## Data supplied
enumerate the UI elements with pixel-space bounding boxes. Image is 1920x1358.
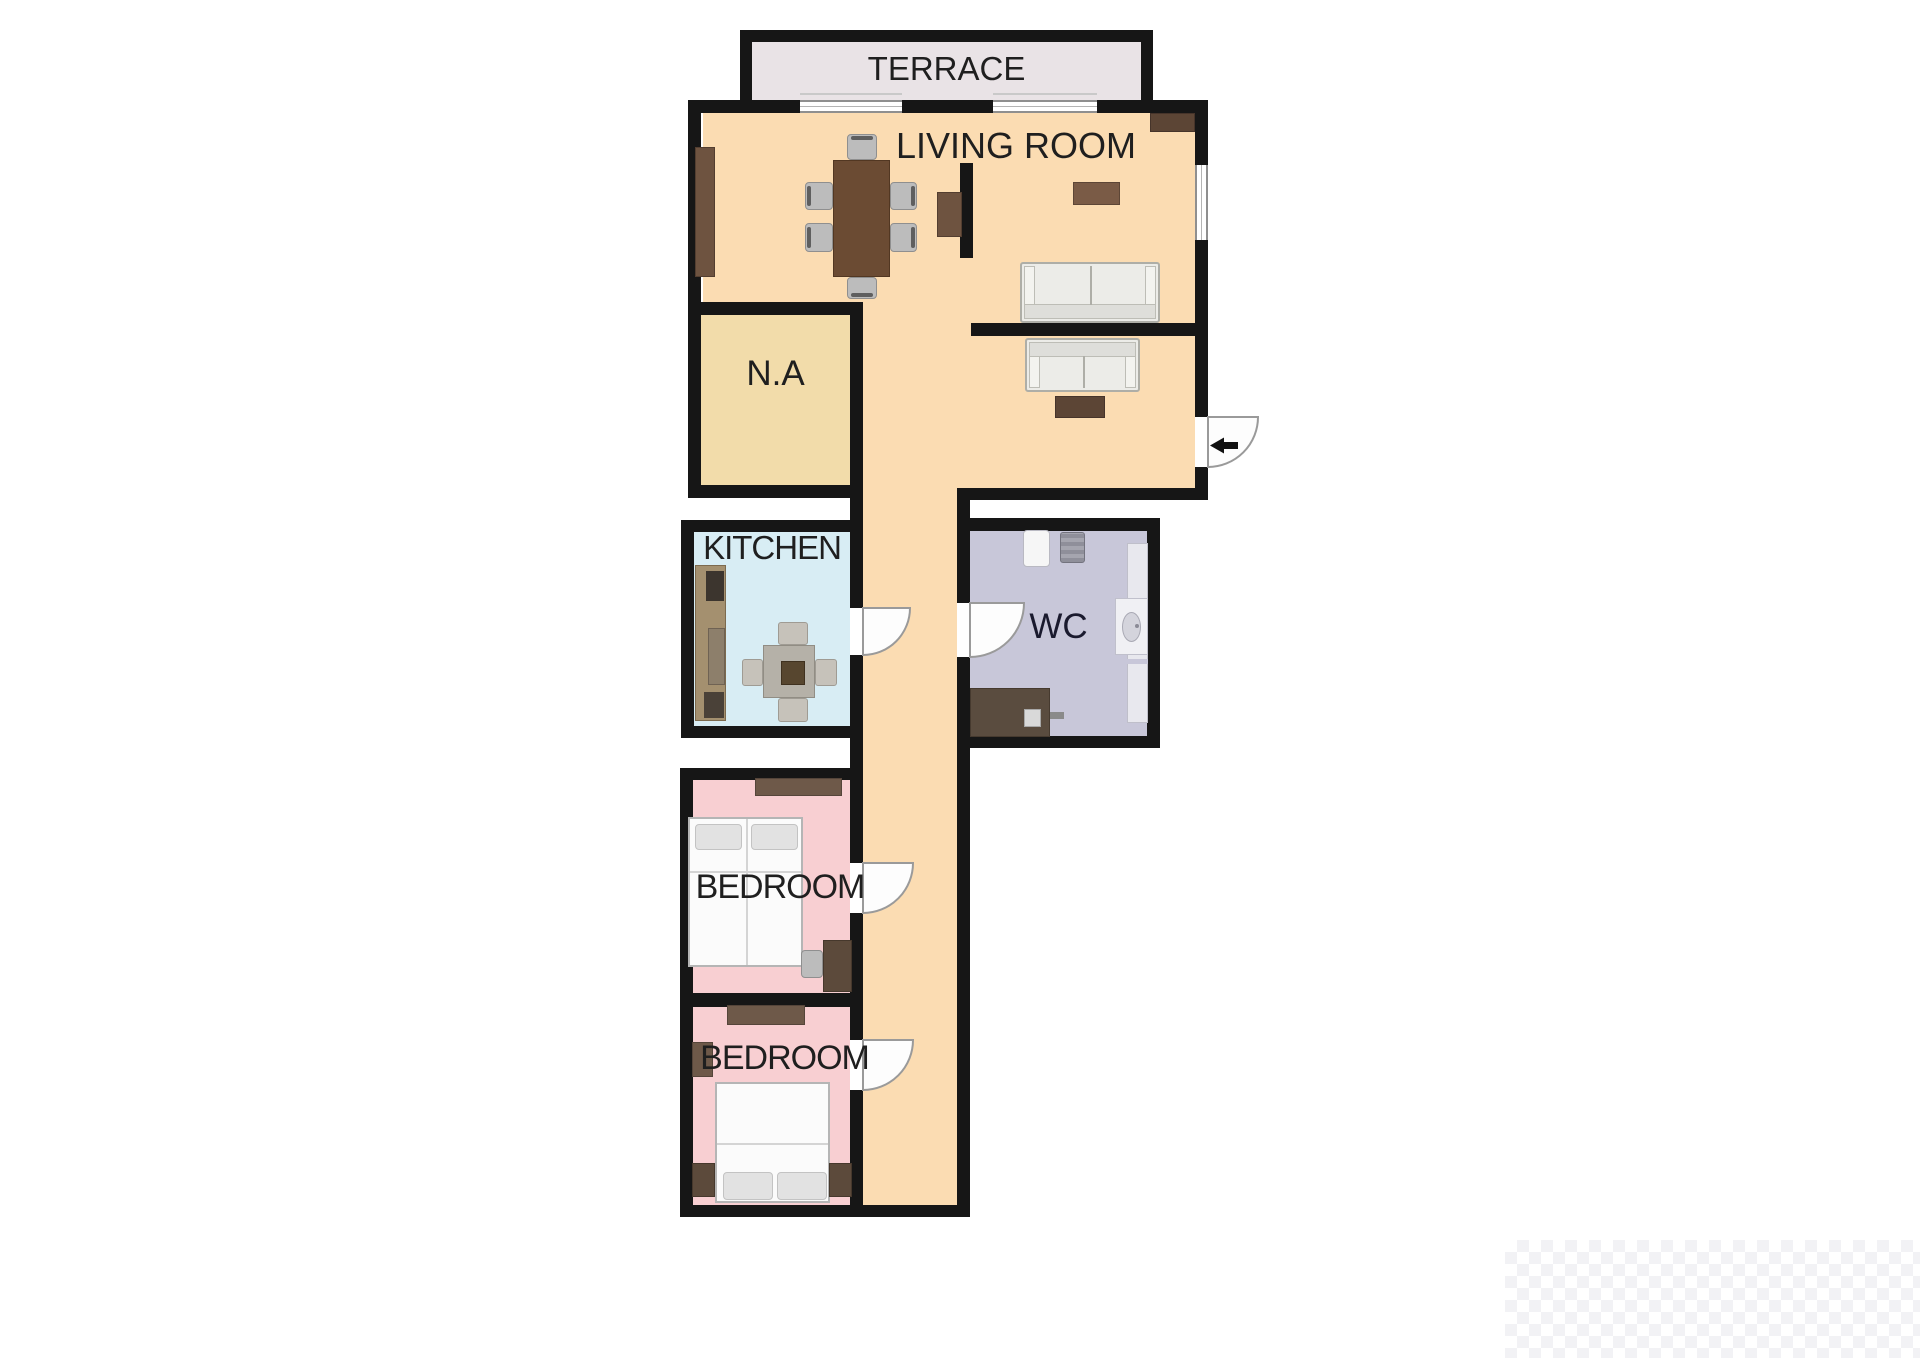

...

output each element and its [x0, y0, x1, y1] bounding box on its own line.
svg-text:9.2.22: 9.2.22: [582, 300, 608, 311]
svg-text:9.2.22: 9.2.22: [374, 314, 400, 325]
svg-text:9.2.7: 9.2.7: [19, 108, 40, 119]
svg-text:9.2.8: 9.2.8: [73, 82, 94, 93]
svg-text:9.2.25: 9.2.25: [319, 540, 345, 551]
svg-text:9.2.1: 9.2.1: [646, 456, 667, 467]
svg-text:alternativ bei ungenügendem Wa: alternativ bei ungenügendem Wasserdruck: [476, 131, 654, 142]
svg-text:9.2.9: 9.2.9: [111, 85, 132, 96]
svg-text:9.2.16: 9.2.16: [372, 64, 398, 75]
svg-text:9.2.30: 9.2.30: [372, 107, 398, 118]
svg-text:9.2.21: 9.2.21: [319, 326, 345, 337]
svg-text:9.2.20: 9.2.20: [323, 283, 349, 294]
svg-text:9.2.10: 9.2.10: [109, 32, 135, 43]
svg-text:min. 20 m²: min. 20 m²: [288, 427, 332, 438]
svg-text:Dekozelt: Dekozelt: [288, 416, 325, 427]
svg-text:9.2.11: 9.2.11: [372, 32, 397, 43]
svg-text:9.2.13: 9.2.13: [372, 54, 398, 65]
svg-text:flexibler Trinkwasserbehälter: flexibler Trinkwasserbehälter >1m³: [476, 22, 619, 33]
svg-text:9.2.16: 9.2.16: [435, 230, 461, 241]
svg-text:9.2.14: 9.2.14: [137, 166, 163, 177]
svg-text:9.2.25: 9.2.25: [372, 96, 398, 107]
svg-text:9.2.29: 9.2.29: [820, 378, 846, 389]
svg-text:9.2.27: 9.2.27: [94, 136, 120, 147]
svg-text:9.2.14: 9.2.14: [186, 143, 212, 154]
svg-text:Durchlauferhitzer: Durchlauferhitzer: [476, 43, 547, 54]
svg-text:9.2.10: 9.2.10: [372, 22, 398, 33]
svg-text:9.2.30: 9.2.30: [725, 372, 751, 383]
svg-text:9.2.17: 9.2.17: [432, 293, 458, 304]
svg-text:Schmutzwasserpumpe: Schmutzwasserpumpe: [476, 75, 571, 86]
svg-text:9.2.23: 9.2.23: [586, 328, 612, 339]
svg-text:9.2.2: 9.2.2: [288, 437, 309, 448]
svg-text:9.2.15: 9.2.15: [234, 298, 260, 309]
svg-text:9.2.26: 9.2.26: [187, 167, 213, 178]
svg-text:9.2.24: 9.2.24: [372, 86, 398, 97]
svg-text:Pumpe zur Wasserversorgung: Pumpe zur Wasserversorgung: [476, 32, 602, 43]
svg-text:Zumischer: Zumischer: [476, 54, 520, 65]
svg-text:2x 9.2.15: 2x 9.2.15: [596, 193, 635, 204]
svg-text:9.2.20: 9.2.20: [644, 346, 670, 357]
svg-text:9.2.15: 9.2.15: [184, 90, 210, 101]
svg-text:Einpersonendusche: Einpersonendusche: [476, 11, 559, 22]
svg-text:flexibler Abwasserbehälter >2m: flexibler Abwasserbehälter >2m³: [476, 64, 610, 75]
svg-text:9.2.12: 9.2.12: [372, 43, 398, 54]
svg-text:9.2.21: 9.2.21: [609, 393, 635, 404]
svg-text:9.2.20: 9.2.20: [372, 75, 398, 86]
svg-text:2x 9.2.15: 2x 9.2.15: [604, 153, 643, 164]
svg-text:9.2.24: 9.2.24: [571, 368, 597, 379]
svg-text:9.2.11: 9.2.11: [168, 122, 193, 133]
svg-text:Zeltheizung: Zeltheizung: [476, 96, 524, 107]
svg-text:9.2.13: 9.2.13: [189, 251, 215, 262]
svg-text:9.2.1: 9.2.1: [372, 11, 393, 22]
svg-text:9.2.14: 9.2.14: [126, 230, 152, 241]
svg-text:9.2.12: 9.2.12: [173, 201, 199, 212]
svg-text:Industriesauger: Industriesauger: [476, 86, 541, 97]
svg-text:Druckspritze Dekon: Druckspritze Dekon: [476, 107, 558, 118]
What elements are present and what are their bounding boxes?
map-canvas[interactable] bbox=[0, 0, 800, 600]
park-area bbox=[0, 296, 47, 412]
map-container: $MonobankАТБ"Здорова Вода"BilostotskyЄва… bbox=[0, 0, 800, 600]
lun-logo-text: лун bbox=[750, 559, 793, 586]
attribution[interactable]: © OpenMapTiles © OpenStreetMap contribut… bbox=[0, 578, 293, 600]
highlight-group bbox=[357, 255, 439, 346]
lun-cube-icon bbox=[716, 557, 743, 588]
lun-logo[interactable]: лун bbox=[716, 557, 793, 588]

## Instructions for the task
Give the lines between the one containing "output each element" and the one containing "svg-text:9.2.30: 9.2.30: [725, 372, 751, 383]", inclusive, as a JSON list of strings with one string per line, leaving out any blank lines.

## Worked solution
[
  "output each element and its [x0, y0, x1, y1] bounding box on its own line.",
  "svg-text:9.2.22: 9.2.22: [582, 300, 608, 311]",
  "svg-text:9.2.22: 9.2.22: [374, 314, 400, 325]",
  "svg-text:9.2.7: 9.2.7: [19, 108, 40, 119]",
  "svg-text:9.2.8: 9.2.8: [73, 82, 94, 93]",
  "svg-text:9.2.25: 9.2.25: [319, 540, 345, 551]",
  "svg-text:9.2.1: 9.2.1: [646, 456, 667, 467]",
  "svg-text:alternativ bei ungenügendem Wa: alternativ bei ungenügendem Wasserdruck: [476, 131, 654, 142]",
  "svg-text:9.2.9: 9.2.9: [111, 85, 132, 96]",
  "svg-text:9.2.16: 9.2.16: [372, 64, 398, 75]",
  "svg-text:9.2.30: 9.2.30: [372, 107, 398, 118]",
  "svg-text:9.2.21: 9.2.21: [319, 326, 345, 337]",
  "svg-text:9.2.20: 9.2.20: [323, 283, 349, 294]",
  "svg-text:9.2.10: 9.2.10: [109, 32, 135, 43]",
  "svg-text:min. 20 m²: min. 20 m²: [288, 427, 332, 438]",
  "svg-text:Dekozelt: Dekozelt: [288, 416, 325, 427]",
  "svg-text:9.2.11: 9.2.11: [372, 32, 397, 43]",
  "svg-text:9.2.13: 9.2.13: [372, 54, 398, 65]",
  "svg-text:flexibler Trinkwasserbehälter: flexibler Trinkwasserbehälter >1m³: [476, 22, 619, 33]",
  "svg-text:9.2.16: 9.2.16: [435, 230, 461, 241]",
  "svg-text:9.2.14: 9.2.14: [137, 166, 163, 177]",
  "svg-text:9.2.25: 9.2.25: [372, 96, 398, 107]",
  "svg-text:9.2.29: 9.2.29: [820, 378, 846, 389]",
  "svg-text:9.2.27: 9.2.27: [94, 136, 120, 147]",
  "svg-text:9.2.14: 9.2.14: [186, 143, 212, 154]",
  "svg-text:Durchlauferhitzer: Durchlauferhitzer: [476, 43, 547, 54]",
  "svg-text:9.2.10: 9.2.10: [372, 22, 398, 33]",
  "svg-text:9.2.30: 9.2.30: [725, 372, 751, 383]"
]